• **WRITTEN PROBLEM**
Collect from the data below each line with "n取り組んでいる".
## START
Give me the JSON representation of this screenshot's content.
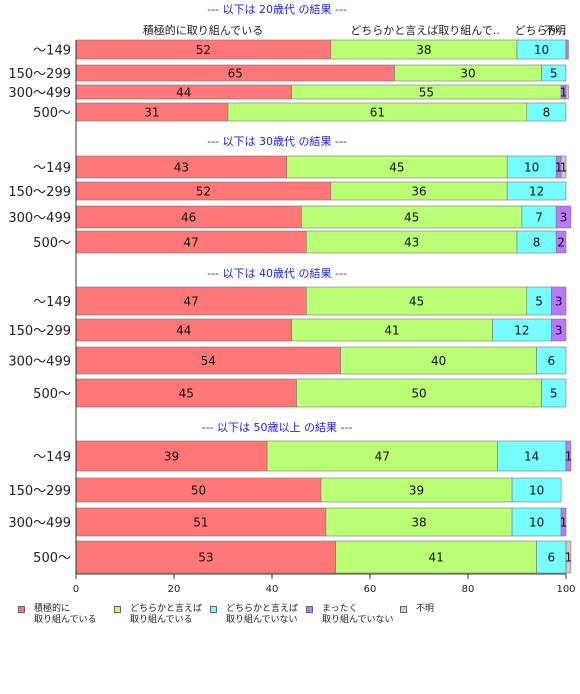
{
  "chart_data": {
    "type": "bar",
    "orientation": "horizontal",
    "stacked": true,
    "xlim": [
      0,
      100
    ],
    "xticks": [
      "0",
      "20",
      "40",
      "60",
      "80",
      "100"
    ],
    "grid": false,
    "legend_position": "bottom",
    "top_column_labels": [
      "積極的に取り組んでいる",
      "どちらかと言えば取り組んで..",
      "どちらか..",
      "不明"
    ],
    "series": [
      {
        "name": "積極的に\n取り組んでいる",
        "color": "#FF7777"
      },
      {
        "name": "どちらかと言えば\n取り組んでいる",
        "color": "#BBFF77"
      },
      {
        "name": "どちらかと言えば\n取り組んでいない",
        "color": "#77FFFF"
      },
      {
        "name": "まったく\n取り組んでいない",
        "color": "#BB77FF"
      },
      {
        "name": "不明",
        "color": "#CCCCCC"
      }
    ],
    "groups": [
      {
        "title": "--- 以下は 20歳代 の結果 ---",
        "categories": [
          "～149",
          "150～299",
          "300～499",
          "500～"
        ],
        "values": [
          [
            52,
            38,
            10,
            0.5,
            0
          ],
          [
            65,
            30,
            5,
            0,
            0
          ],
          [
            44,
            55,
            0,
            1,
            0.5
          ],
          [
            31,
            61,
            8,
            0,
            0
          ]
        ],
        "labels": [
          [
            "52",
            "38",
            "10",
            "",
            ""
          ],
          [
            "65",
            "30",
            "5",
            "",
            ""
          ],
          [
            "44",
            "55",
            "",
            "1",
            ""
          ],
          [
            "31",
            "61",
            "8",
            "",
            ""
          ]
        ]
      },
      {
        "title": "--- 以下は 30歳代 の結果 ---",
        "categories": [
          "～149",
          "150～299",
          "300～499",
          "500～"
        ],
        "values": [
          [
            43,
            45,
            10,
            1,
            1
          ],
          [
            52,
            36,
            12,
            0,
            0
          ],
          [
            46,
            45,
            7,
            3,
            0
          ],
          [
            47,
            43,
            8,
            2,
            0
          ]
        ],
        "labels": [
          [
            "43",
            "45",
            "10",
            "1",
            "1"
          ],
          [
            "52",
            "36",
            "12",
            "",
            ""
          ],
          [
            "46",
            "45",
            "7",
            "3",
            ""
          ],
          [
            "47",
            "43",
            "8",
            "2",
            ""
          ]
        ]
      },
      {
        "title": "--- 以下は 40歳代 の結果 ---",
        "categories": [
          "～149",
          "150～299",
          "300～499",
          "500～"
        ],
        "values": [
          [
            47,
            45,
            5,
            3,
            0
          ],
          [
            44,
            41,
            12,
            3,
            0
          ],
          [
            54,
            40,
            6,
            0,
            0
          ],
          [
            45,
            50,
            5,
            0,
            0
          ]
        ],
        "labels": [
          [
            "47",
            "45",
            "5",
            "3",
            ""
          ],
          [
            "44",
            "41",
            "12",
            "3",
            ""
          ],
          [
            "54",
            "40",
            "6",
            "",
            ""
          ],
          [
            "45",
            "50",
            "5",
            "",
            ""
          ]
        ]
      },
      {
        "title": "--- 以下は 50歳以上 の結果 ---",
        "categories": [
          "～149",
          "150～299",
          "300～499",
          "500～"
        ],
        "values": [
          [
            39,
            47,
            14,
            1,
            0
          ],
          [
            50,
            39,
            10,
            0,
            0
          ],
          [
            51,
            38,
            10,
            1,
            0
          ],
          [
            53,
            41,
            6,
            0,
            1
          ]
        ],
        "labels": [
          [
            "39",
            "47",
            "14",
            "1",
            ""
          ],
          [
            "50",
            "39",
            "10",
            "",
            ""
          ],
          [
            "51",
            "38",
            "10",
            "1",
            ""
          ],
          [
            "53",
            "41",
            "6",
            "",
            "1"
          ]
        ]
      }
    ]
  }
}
## END
• **PROBLEM SOLUTION**
        "name": "積極的に\n取り組んでいる",
        "name": "どちらかと言えば\n取り組んでいる",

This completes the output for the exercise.